Raw records
▽
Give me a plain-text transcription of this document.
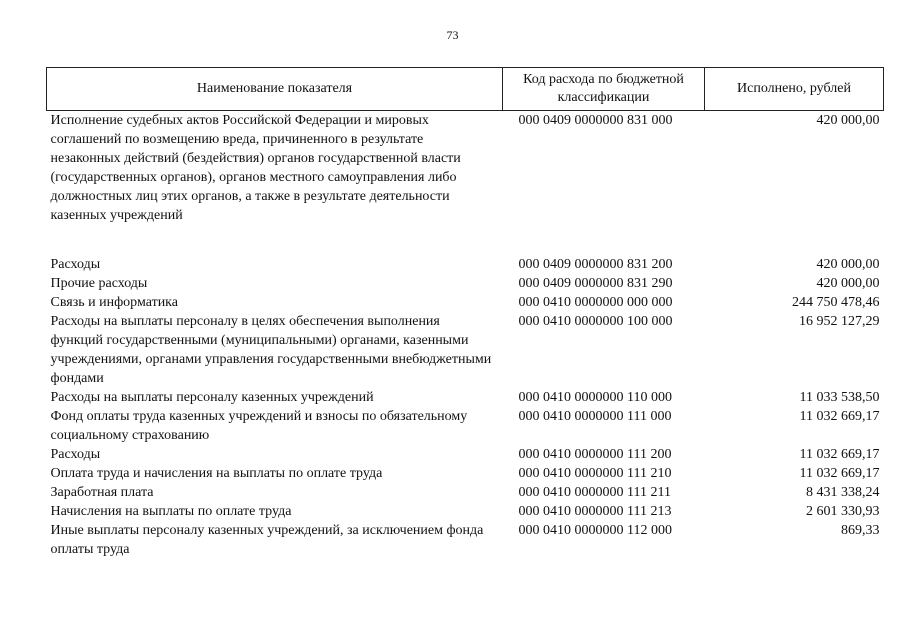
73
Наименование показателя	Код расхода по бюджетной классификации	Исполнено, рублей
Исполнение судебных актов Российской Федерации и мировых соглашений по возмещению вреда, причиненного в результате незаконных действий (бездействия) органов государственной власти (государственных органов), органов местного самоуправления либо должностных лиц этих органов, а также в результате деятельности казенных учреждений	000 0409 0000000 831 000	420 000,00
Расходы	000 0409 0000000 831 200	420 000,00
Прочие расходы	000 0409 0000000 831 290	420 000,00
Связь и информатика	000 0410 0000000 000 000	244 750 478,46
Расходы на выплаты персоналу в целях обеспечения выполнения функций государственными (муниципальными) органами, казенными учреждениями, органами управления государственными внебюджетными фондами	000 0410 0000000 100 000	16 952 127,29
Расходы на выплаты персоналу казенных учреждений	000 0410 0000000 110 000	11 033 538,50
Фонд оплаты труда казенных учреждений и взносы по обязательному социальному страхованию	000 0410 0000000 111 000	11 032 669,17
Расходы	000 0410 0000000 111 200	11 032 669,17
Оплата труда и начисления на выплаты по оплате труда	000 0410 0000000 111 210	11 032 669,17
Заработная плата	000 0410 0000000 111 211	8 431 338,24
Начисления на выплаты по оплате труда	000 0410 0000000 111 213	2 601 330,93
Иные выплаты персоналу казенных учреждений, за исключением фонда оплаты труда	000 0410 0000000 112 000	869,33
△
Where does the word "труда" appear in the listing? List each line that holds it.

Фонд оплаты труда казенных учреждений и взносы по обязательному социальному страхованию	000 0410 0000000 111 000	11 032 669,17
Оплата труда и начисления на выплаты по оплате труда	000 0410 0000000 111 210	11 032 669,17
Начисления на выплаты по оплате труда	000 0410 0000000 111 213	2 601 330,93
Иные выплаты персоналу казенных учреждений, за исключением фонда оплаты труда	000 0410 0000000 112 000	869,33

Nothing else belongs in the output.